- _Description of the task_: Repeat the material below exactly, line for line.
··········
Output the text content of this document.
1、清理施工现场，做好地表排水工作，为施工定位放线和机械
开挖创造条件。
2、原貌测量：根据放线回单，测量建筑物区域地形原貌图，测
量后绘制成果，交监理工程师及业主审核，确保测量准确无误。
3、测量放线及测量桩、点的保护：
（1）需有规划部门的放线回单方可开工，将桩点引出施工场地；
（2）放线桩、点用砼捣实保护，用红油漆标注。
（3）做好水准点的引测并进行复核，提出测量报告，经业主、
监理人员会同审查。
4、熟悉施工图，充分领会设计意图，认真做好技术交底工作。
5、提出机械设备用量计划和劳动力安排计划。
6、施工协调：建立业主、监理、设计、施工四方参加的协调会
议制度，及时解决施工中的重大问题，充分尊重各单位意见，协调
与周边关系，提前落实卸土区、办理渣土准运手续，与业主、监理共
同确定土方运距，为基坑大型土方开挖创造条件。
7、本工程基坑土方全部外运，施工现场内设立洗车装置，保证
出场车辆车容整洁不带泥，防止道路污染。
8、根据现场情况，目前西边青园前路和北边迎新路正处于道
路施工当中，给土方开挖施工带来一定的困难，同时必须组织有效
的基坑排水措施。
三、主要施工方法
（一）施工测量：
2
··········
- _Response_:
Output the text content of this document.
1、清理施工现场，做好地表排水工作，为施工定位放线和机械
开挖创造条件。
2、原貌测量：根据放线回单，测量建筑物区域地形原貌图，测
量后绘制成果，交监理工程师及业主审核，确保测量准确无误。
3、测量放线及测量桩、点的保护：
（1）需有规划部门的放线回单方可开工，将桩点引出施工场地；
（2）放线桩、点用砼捣实保护，用红油漆标注。
（3）做好水准点的引测并进行复核，提出测量报告，经业主、
监理人员会同审查。
4、熟悉施工图，充分领会设计意图，认真做好技术交底工作。
5、提出机械设备用量计划和劳动力安排计划。
6、施工协调：建立业主、监理、设计、施工四方参加的协调会
议制度，及时解决施工中的重大问题，充分尊重各单位意见，协调
与周边关系，提前落实卸土区、办理渣土准运手续，与业主、监理共
同确定土方运距，为基坑大型土方开挖创造条件。
7、本工程基坑土方全部外运，施工现场内设立洗车装置，保证
出场车辆车容整洁不带泥，防止道路污染。
8、根据现场情况，目前西边青园前路和北边迎新路正处于道
路施工当中，给土方开挖施工带来一定的困难，同时必须组织有效
的基坑排水措施。
三、主要施工方法
（一）施工测量：
2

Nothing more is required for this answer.